What the task asks:
Here are some records; quote them exactly, leaving out the pictures.
** start of Data listing **
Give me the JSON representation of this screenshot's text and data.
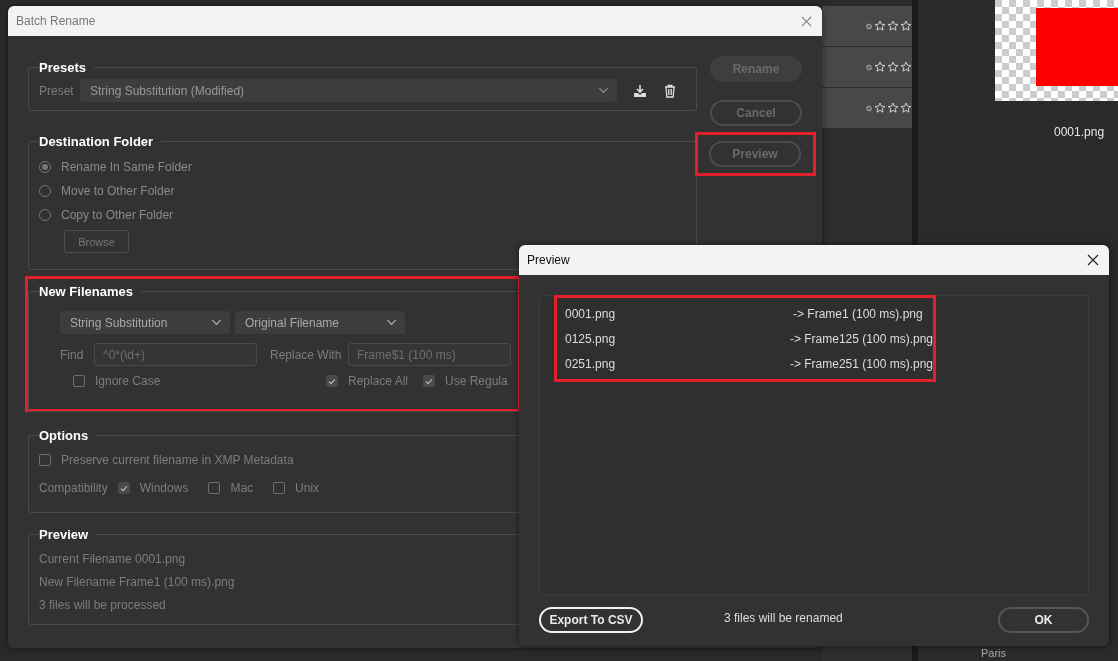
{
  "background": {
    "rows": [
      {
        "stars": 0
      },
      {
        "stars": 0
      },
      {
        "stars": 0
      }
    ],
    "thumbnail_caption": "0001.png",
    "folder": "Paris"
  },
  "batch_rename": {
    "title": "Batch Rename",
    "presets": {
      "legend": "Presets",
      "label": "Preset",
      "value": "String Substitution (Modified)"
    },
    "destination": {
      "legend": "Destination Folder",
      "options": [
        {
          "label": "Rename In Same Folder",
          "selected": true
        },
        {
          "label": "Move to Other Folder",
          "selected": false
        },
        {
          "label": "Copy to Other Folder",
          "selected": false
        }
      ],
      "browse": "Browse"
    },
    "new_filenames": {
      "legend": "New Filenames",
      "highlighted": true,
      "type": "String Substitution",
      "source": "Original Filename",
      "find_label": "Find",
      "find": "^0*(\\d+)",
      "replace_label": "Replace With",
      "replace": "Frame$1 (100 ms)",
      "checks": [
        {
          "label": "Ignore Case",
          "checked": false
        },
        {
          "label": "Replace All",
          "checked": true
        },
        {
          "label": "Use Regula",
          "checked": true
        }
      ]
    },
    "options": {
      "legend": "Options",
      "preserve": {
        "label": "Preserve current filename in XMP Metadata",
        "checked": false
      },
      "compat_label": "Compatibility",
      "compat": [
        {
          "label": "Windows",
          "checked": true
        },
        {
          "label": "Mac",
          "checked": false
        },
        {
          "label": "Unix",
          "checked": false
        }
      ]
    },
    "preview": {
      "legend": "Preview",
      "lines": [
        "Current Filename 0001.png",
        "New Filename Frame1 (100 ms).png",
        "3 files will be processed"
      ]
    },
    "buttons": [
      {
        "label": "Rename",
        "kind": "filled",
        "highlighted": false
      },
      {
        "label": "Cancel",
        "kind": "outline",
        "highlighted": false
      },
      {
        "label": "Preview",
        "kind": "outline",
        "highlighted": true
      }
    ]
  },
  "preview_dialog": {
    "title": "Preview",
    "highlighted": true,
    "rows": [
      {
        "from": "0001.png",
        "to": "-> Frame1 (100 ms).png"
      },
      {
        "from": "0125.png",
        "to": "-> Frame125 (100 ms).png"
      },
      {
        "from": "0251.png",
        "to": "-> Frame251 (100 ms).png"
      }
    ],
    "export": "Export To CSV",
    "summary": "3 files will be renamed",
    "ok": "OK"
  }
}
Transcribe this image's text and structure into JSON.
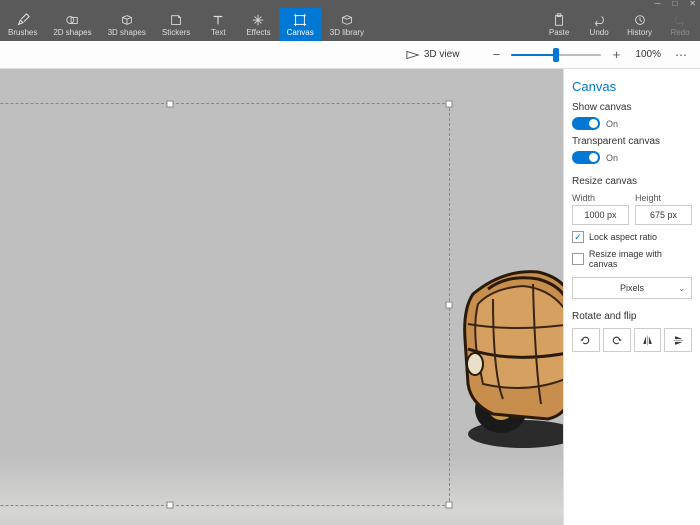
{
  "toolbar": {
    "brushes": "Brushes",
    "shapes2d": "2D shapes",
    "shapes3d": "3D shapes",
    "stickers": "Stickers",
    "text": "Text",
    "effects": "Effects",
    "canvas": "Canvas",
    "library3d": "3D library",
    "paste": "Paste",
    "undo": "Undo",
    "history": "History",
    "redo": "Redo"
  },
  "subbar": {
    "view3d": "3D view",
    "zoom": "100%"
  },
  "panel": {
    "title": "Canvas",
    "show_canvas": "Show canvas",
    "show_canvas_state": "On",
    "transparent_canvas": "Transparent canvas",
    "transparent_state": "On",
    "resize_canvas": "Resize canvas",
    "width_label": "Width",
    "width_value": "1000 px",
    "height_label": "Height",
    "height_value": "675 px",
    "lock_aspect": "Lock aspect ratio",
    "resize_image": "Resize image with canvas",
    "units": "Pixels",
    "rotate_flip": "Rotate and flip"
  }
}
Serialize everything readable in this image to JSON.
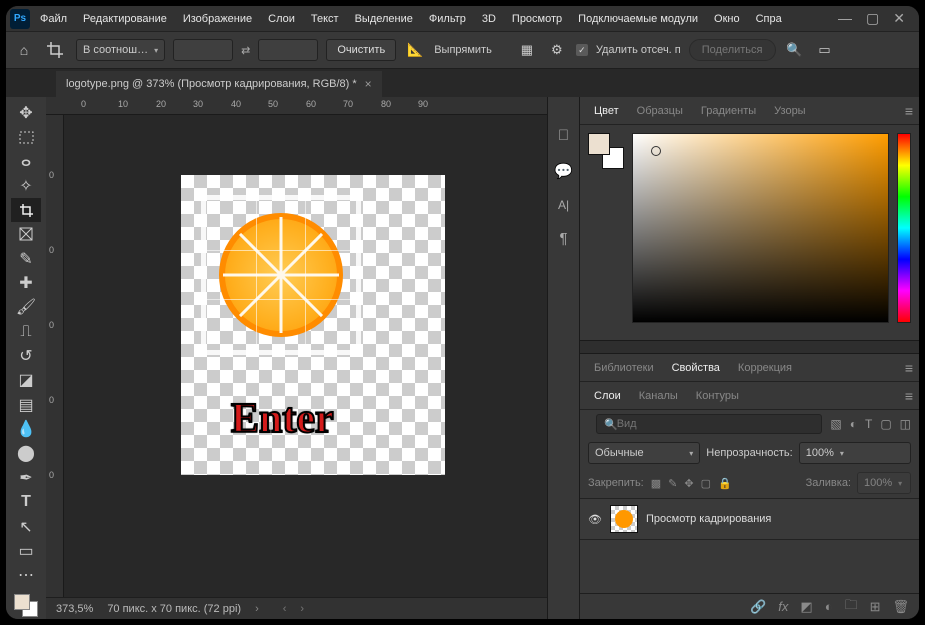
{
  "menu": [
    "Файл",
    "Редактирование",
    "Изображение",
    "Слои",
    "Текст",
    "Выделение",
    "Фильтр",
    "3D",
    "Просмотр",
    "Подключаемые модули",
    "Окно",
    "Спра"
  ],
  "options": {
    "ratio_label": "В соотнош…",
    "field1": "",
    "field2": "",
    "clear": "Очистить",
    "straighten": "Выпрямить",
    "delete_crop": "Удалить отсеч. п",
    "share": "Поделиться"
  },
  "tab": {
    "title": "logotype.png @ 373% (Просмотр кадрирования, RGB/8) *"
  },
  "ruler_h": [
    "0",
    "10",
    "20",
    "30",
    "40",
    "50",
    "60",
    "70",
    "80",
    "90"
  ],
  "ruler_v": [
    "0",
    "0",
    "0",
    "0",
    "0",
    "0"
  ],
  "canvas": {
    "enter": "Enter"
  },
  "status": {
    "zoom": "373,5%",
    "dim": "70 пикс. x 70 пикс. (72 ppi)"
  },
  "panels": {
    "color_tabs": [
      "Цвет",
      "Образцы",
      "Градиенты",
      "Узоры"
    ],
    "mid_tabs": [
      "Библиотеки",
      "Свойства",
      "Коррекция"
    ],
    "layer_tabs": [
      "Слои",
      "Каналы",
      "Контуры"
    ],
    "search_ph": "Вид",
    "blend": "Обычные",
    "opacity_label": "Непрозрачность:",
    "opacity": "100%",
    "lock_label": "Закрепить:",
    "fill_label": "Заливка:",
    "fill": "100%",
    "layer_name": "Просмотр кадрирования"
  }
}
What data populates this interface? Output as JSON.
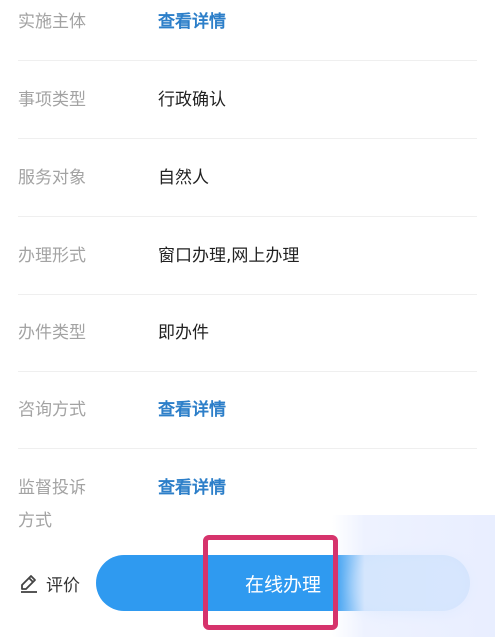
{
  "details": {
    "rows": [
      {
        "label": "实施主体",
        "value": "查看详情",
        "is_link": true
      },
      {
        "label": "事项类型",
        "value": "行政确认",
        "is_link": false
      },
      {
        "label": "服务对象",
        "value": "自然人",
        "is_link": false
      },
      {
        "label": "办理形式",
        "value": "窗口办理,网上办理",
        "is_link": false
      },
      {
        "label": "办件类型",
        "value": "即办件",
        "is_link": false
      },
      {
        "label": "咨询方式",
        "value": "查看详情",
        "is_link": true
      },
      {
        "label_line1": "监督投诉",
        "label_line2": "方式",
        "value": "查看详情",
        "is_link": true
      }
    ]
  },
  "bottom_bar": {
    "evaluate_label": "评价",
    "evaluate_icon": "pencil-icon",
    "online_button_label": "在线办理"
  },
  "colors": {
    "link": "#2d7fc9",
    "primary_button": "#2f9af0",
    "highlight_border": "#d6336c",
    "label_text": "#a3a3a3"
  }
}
** end of Data listing **
Full answer:
Give me the JSON representation of this screenshot's text and data.
{
  "background": {
    "rows": [
      {
        "stars": 0
      },
      {
        "stars": 0
      },
      {
        "stars": 0
      }
    ],
    "thumbnail_caption": "0001.png",
    "folder": "Paris"
  },
  "batch_rename": {
    "title": "Batch Rename",
    "presets": {
      "legend": "Presets",
      "label": "Preset",
      "value": "String Substitution (Modified)"
    },
    "destination": {
      "legend": "Destination Folder",
      "options": [
        {
          "label": "Rename In Same Folder",
          "selected": true
        },
        {
          "label": "Move to Other Folder",
          "selected": false
        },
        {
          "label": "Copy to Other Folder",
          "selected": false
        }
      ],
      "browse": "Browse"
    },
    "new_filenames": {
      "legend": "New Filenames",
      "highlighted": true,
      "type": "String Substitution",
      "source": "Original Filename",
      "find_label": "Find",
      "find": "^0*(\\d+)",
      "replace_label": "Replace With",
      "replace": "Frame$1 (100 ms)",
      "checks": [
        {
          "label": "Ignore Case",
          "checked": false
        },
        {
          "label": "Replace All",
          "checked": true
        },
        {
          "label": "Use Regula",
          "checked": true
        }
      ]
    },
    "options": {
      "legend": "Options",
      "preserve": {
        "label": "Preserve current filename in XMP Metadata",
        "checked": false
      },
      "compat_label": "Compatibility",
      "compat": [
        {
          "label": "Windows",
          "checked": true
        },
        {
          "label": "Mac",
          "checked": false
        },
        {
          "label": "Unix",
          "checked": false
        }
      ]
    },
    "preview": {
      "legend": "Preview",
      "lines": [
        "Current Filename 0001.png",
        "New Filename Frame1 (100 ms).png",
        "3 files will be processed"
      ]
    },
    "buttons": [
      {
        "label": "Rename",
        "kind": "filled",
        "highlighted": false
      },
      {
        "label": "Cancel",
        "kind": "outline",
        "highlighted": false
      },
      {
        "label": "Preview",
        "kind": "outline",
        "highlighted": true
      }
    ]
  },
  "preview_dialog": {
    "title": "Preview",
    "highlighted": true,
    "rows": [
      {
        "from": "0001.png",
        "to": "-> Frame1 (100 ms).png"
      },
      {
        "from": "0125.png",
        "to": "-> Frame125 (100 ms).png"
      },
      {
        "from": "0251.png",
        "to": "-> Frame251 (100 ms).png"
      }
    ],
    "export": "Export To CSV",
    "summary": "3 files will be renamed",
    "ok": "OK"
  }
}
Transcribe this image's text and structure into JSON.
{
  "toolbar": {
    "brushes": "Brushes",
    "shapes2d": "2D shapes",
    "shapes3d": "3D shapes",
    "stickers": "Stickers",
    "text": "Text",
    "effects": "Effects",
    "canvas": "Canvas",
    "library3d": "3D library",
    "paste": "Paste",
    "undo": "Undo",
    "history": "History",
    "redo": "Redo"
  },
  "subbar": {
    "view3d": "3D view",
    "zoom": "100%"
  },
  "panel": {
    "title": "Canvas",
    "show_canvas": "Show canvas",
    "show_canvas_state": "On",
    "transparent_canvas": "Transparent canvas",
    "transparent_state": "On",
    "resize_canvas": "Resize canvas",
    "width_label": "Width",
    "width_value": "1000 px",
    "height_label": "Height",
    "height_value": "675 px",
    "lock_aspect": "Lock aspect ratio",
    "resize_image": "Resize image with canvas",
    "units": "Pixels",
    "rotate_flip": "Rotate and flip"
  }
}
Serialize everything readable in this image to JSON.
{
  "menu": [
    "Файл",
    "Редактирование",
    "Изображение",
    "Слои",
    "Текст",
    "Выделение",
    "Фильтр",
    "3D",
    "Просмотр",
    "Подключаемые модули",
    "Окно",
    "Спра"
  ],
  "options": {
    "ratio_label": "В соотнош…",
    "field1": "",
    "field2": "",
    "clear": "Очистить",
    "straighten": "Выпрямить",
    "delete_crop": "Удалить отсеч. п",
    "share": "Поделиться"
  },
  "tab": {
    "title": "logotype.png @ 373% (Просмотр кадрирования, RGB/8) *"
  },
  "ruler_h": [
    "0",
    "10",
    "20",
    "30",
    "40",
    "50",
    "60",
    "70",
    "80",
    "90"
  ],
  "ruler_v": [
    "0",
    "0",
    "0",
    "0",
    "0",
    "0"
  ],
  "canvas": {
    "enter": "Enter"
  },
  "status": {
    "zoom": "373,5%",
    "dim": "70 пикс. x 70 пикс. (72 ppi)"
  },
  "panels": {
    "color_tabs": [
      "Цвет",
      "Образцы",
      "Градиенты",
      "Узоры"
    ],
    "mid_tabs": [
      "Библиотеки",
      "Свойства",
      "Коррекция"
    ],
    "layer_tabs": [
      "Слои",
      "Каналы",
      "Контуры"
    ],
    "search_ph": "Вид",
    "blend": "Обычные",
    "opacity_label": "Непрозрачность:",
    "opacity": "100%",
    "lock_label": "Закрепить:",
    "fill_label": "Заливка:",
    "fill": "100%",
    "layer_name": "Просмотр кадрирования"
  }
}
What data populates this interface? Output as JSON.
{
  "details": {
    "rows": [
      {
        "label": "实施主体",
        "value": "查看详情",
        "is_link": true
      },
      {
        "label": "事项类型",
        "value": "行政确认",
        "is_link": false
      },
      {
        "label": "服务对象",
        "value": "自然人",
        "is_link": false
      },
      {
        "label": "办理形式",
        "value": "窗口办理,网上办理",
        "is_link": false
      },
      {
        "label": "办件类型",
        "value": "即办件",
        "is_link": false
      },
      {
        "label": "咨询方式",
        "value": "查看详情",
        "is_link": true
      },
      {
        "label_line1": "监督投诉",
        "label_line2": "方式",
        "value": "查看详情",
        "is_link": true
      }
    ]
  },
  "bottom_bar": {
    "evaluate_label": "评价",
    "evaluate_icon": "pencil-icon",
    "online_button_label": "在线办理"
  },
  "colors": {
    "link": "#2d7fc9",
    "primary_button": "#2f9af0",
    "highlight_border": "#d6336c",
    "label_text": "#a3a3a3"
  }
}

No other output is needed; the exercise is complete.